═══ Material to process

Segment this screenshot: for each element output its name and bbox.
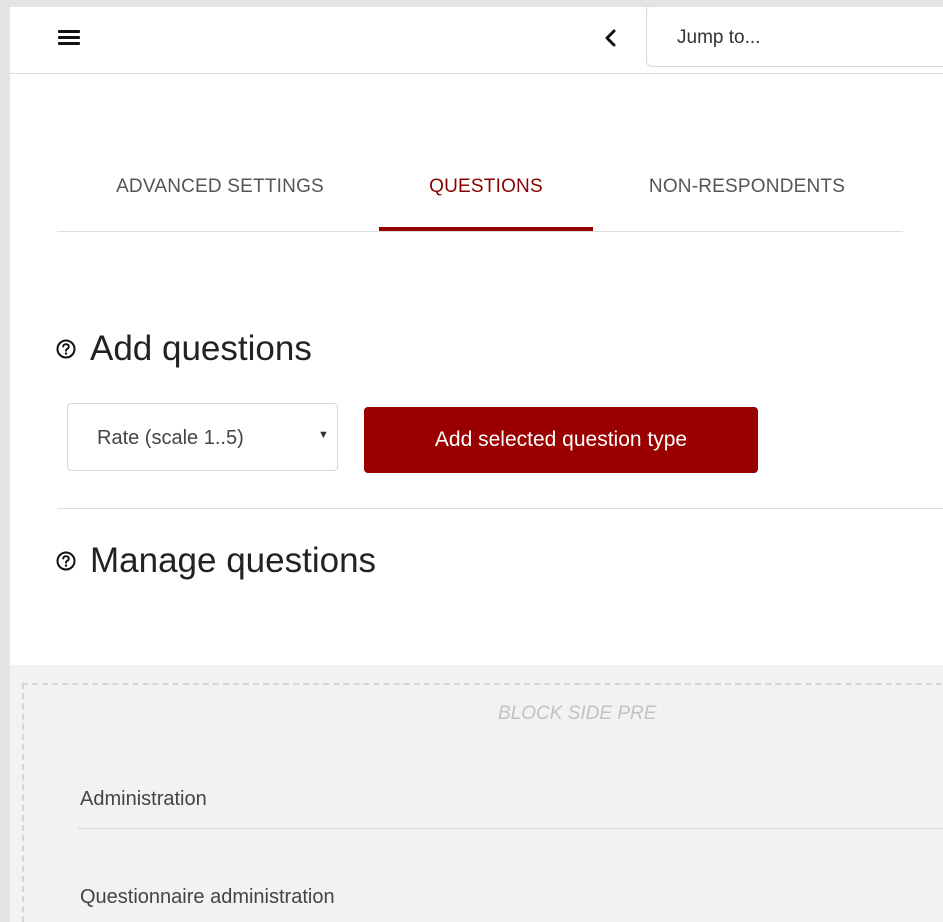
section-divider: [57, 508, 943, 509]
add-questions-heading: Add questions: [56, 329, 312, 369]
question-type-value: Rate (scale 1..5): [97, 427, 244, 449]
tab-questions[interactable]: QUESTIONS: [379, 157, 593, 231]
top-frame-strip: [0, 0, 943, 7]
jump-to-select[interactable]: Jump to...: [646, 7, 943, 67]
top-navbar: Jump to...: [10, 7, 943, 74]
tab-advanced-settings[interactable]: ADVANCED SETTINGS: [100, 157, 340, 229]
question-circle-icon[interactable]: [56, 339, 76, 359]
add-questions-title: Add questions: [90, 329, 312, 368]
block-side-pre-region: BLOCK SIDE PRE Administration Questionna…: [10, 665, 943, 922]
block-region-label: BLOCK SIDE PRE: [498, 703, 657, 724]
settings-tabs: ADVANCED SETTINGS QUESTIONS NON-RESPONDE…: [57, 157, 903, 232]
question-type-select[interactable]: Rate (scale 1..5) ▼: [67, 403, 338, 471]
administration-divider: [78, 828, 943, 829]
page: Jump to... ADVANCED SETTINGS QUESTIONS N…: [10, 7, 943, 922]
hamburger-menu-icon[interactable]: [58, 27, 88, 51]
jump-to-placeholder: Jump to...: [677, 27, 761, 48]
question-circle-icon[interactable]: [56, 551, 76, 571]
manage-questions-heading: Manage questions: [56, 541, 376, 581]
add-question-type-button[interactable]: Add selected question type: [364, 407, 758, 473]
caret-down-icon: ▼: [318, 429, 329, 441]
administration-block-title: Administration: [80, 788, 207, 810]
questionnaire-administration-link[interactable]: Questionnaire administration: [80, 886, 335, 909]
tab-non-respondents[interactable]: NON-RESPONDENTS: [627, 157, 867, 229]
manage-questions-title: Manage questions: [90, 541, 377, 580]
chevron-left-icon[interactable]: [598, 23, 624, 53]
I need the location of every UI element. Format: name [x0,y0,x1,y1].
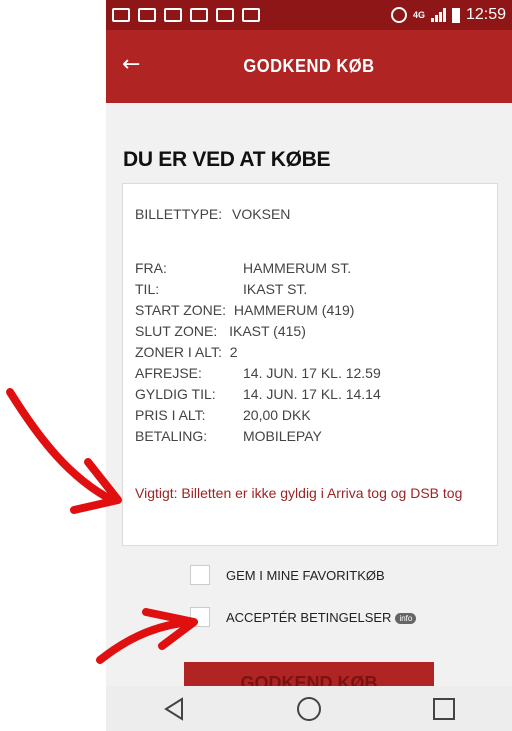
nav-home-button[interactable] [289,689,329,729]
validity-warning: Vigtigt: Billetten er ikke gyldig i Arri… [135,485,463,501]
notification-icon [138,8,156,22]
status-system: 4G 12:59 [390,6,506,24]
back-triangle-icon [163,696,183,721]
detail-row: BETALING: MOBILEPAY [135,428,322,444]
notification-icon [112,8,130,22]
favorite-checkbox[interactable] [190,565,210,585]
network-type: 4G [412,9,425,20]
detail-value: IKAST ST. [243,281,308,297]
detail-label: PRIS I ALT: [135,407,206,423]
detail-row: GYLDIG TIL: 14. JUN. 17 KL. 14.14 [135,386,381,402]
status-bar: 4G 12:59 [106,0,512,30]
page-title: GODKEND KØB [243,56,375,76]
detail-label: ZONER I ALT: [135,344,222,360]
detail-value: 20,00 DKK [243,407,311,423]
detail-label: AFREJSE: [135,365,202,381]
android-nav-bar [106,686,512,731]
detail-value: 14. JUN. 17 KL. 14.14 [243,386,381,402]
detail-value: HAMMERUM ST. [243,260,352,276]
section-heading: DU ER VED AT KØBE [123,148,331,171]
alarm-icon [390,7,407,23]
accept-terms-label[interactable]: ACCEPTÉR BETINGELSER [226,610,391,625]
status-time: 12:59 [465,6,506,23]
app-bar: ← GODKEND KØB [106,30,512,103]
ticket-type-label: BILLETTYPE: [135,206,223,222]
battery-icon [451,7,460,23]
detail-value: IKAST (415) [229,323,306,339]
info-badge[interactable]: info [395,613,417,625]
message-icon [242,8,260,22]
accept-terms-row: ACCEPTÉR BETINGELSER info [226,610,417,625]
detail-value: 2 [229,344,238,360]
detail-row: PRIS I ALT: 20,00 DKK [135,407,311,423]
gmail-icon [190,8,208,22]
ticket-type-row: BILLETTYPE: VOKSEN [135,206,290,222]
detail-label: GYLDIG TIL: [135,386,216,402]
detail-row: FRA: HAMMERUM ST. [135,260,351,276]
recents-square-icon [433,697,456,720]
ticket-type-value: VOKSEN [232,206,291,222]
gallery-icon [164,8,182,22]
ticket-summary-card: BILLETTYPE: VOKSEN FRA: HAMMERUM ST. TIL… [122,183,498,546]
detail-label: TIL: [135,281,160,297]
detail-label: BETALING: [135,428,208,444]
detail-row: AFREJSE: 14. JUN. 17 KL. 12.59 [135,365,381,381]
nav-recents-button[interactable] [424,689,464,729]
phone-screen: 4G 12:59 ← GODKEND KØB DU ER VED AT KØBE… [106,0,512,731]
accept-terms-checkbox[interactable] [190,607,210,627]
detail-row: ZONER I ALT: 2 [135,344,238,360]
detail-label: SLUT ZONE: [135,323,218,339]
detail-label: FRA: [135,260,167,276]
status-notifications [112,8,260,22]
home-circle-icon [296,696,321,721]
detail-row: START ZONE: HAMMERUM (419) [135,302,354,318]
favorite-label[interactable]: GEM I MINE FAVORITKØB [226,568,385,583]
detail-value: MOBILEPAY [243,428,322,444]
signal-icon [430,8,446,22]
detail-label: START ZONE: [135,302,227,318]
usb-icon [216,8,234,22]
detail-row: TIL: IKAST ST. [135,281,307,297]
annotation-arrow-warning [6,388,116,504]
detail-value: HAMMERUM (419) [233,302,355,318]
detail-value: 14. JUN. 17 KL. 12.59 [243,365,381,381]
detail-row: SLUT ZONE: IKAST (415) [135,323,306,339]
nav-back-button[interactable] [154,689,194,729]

══════
═══ Material to process

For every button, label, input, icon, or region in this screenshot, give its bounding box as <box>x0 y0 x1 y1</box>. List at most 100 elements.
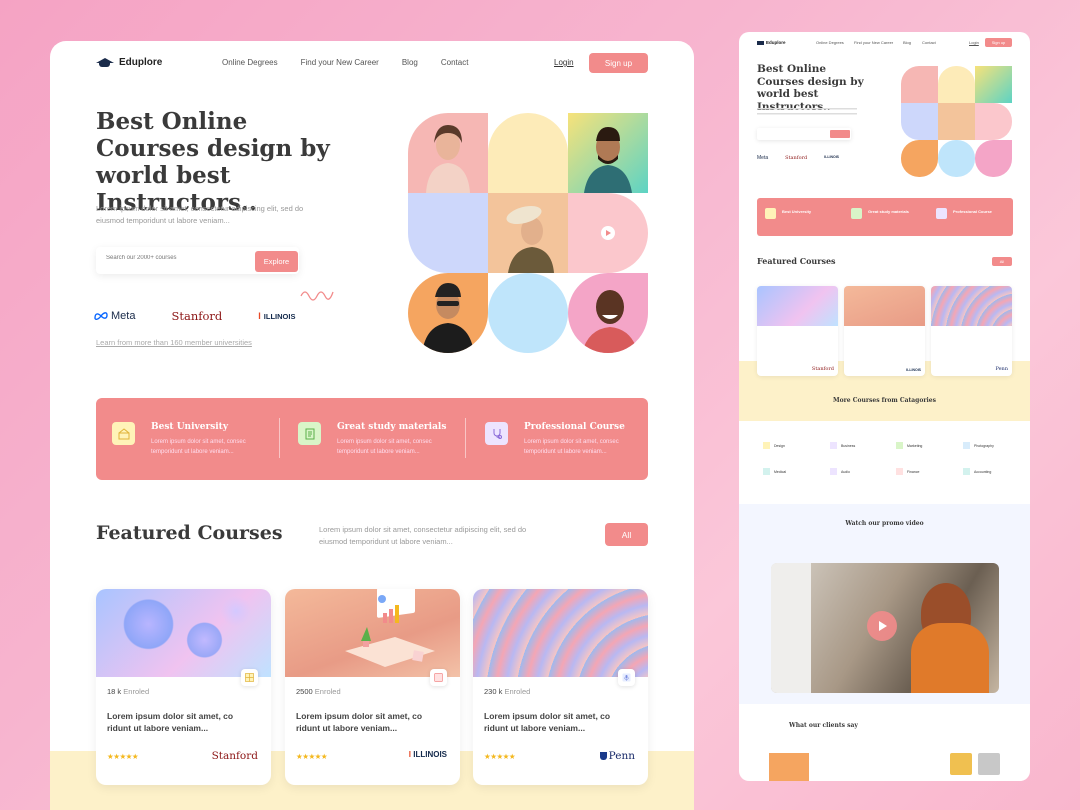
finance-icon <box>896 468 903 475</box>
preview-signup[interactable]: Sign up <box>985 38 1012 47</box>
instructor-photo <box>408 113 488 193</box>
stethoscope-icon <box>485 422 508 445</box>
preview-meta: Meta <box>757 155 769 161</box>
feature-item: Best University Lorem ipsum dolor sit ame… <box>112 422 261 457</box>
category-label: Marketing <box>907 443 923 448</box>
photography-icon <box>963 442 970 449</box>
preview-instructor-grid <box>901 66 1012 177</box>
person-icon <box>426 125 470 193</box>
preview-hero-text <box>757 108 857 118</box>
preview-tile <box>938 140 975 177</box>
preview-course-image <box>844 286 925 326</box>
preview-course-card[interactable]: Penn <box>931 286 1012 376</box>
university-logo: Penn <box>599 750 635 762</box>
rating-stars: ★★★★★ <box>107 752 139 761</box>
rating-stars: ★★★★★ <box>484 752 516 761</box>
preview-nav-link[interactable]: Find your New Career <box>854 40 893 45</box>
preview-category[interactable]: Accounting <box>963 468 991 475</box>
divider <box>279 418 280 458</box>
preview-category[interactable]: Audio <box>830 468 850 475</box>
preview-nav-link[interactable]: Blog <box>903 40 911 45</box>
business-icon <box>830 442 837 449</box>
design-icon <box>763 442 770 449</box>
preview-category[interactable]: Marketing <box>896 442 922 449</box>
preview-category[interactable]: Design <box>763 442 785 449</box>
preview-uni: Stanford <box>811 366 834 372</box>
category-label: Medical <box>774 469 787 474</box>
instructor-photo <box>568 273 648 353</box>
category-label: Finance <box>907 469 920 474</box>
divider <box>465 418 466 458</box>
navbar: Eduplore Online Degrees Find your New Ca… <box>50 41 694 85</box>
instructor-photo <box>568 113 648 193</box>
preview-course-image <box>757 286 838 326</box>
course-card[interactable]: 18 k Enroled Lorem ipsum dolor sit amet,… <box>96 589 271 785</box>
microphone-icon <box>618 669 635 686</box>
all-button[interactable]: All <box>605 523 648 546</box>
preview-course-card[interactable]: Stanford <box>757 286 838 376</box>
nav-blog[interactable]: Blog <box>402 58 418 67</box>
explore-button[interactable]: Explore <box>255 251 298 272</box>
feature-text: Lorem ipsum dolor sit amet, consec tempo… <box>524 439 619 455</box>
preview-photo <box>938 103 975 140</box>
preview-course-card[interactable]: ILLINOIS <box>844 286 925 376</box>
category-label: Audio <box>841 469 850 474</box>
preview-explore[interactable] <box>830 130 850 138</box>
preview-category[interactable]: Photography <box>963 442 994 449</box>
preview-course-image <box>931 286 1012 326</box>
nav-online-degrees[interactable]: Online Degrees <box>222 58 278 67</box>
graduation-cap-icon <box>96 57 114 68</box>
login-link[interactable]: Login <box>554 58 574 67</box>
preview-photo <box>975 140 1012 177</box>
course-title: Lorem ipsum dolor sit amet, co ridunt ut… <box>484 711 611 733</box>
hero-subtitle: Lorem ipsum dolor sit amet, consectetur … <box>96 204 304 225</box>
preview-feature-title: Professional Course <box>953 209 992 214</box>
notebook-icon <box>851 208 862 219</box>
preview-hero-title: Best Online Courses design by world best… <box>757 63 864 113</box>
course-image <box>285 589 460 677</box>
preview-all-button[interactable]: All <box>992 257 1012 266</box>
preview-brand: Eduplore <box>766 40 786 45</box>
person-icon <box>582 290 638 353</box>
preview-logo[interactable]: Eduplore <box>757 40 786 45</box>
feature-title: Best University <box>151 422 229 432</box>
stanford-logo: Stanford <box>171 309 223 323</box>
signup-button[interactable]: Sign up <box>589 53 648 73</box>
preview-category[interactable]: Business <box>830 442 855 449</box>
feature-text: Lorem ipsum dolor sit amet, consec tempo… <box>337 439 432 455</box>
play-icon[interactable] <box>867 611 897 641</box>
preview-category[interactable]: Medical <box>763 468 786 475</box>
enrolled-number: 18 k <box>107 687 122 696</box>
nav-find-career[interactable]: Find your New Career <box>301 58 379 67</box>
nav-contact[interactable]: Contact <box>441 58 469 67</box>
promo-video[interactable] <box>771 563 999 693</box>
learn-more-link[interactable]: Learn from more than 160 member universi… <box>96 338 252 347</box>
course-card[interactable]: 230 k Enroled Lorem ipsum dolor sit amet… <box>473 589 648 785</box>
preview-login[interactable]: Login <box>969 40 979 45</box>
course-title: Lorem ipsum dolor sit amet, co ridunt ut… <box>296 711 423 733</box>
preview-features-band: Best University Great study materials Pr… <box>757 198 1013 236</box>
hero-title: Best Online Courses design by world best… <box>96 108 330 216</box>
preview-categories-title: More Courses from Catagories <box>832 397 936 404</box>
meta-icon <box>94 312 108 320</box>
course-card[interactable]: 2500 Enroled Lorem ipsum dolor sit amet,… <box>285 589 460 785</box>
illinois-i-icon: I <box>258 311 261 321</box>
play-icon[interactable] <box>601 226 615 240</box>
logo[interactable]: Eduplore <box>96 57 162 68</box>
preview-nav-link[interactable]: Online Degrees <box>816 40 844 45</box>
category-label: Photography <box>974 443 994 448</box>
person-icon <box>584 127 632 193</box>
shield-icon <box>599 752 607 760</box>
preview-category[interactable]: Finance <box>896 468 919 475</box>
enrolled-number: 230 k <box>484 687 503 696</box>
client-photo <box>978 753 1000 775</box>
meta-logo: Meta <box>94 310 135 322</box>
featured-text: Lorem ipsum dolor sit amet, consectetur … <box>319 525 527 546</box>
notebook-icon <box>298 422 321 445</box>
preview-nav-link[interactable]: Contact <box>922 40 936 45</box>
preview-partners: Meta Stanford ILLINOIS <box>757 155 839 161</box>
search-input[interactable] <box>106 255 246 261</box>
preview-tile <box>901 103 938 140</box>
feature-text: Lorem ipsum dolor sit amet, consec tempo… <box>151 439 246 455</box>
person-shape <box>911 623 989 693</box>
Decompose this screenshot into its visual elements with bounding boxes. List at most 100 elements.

══════
═══ Material to process

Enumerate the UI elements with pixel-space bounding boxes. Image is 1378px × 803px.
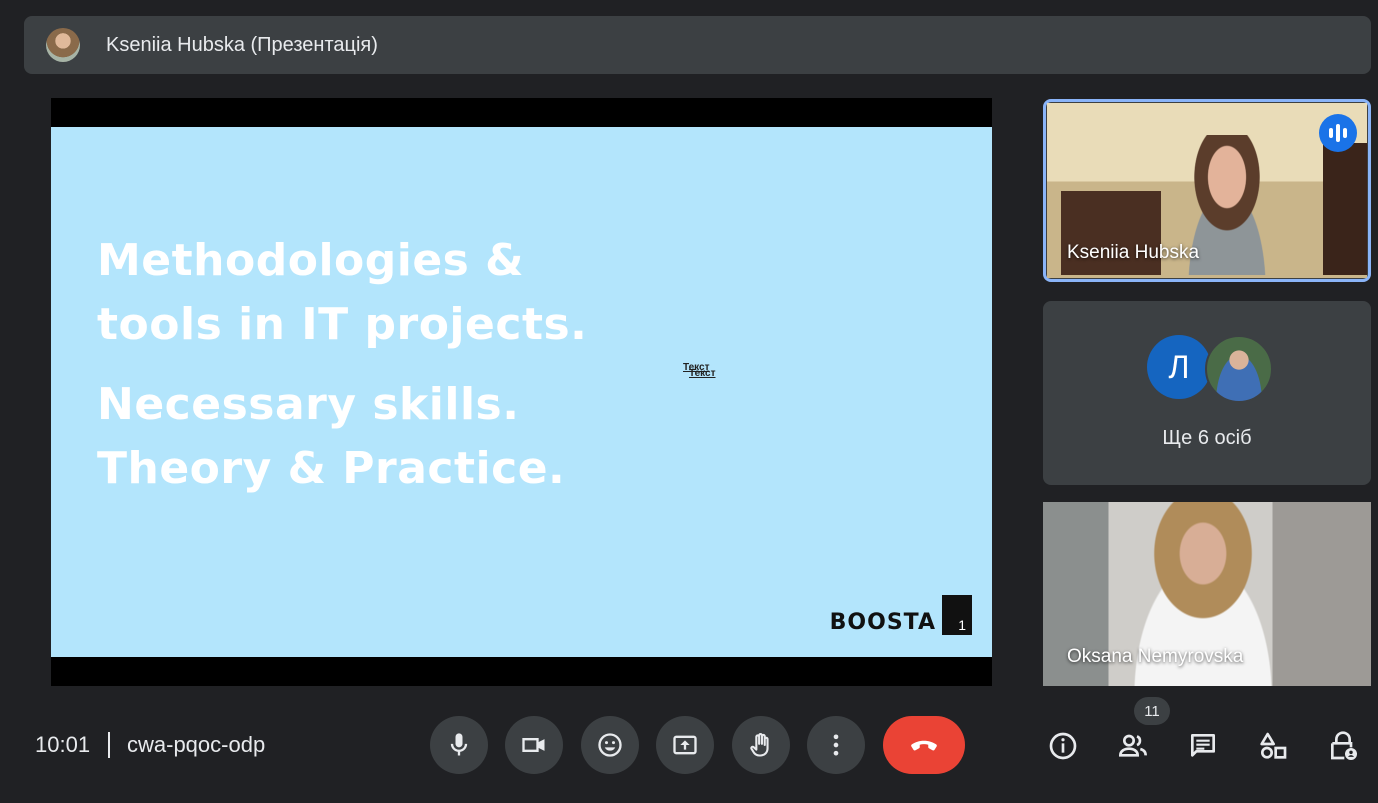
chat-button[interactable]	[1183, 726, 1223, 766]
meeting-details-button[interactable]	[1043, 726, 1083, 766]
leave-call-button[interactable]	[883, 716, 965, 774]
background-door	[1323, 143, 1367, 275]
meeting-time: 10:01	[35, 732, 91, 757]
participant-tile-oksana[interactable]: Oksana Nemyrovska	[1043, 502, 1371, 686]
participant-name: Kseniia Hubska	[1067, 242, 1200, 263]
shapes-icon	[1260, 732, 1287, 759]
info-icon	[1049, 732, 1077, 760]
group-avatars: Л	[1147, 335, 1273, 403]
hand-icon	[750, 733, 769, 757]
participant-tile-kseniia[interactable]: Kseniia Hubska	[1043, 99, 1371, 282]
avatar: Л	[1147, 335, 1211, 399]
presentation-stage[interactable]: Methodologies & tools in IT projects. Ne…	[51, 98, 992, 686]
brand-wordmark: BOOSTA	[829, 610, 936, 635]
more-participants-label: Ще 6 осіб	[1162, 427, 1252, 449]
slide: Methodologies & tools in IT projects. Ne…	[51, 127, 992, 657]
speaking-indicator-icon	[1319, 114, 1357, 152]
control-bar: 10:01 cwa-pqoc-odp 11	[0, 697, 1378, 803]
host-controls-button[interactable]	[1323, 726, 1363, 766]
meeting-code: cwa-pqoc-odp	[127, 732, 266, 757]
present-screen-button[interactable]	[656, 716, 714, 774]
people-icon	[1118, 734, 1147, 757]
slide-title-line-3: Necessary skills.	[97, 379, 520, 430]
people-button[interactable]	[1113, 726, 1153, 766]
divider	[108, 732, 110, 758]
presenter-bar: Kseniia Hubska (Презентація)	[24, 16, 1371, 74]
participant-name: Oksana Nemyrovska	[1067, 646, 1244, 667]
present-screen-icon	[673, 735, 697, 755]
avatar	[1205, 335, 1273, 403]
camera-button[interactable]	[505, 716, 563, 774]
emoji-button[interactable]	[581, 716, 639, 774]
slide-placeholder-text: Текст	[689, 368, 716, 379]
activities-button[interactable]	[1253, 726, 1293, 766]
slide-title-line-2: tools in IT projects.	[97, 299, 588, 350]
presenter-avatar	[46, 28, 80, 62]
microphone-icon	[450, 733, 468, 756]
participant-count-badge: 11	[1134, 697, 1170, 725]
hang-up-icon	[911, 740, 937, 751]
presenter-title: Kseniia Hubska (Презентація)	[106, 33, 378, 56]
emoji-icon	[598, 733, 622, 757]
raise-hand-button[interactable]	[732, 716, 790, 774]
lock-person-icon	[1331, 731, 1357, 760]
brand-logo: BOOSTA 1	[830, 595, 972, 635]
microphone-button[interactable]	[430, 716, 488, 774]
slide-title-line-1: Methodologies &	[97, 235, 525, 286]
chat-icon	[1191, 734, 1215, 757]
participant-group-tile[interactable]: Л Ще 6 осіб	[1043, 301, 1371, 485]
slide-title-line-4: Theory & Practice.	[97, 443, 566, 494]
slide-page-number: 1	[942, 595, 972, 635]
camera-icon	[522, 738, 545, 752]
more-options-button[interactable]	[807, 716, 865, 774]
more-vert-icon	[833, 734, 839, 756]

══════

_Requirements:_ Return the lines unchanged, starting at the line that contains "finance-icon <box>896 468 903 475</box>" and stopping after the line that contains "category-label: Marketing <box>907".

_Output for this task:_
finance-icon <box>896 468 903 475</box>
preview-signup[interactable]: Sign up <box>985 38 1012 47</box>
instructor-photo <box>408 113 488 193</box>
stethoscope-icon <box>485 422 508 445</box>
preview-meta: Meta <box>757 155 769 161</box>
feature-item: Best University Lorem ipsum dolor sit ame… <box>112 422 261 457</box>
category-label: Marketing <box>907 443 923 448</box>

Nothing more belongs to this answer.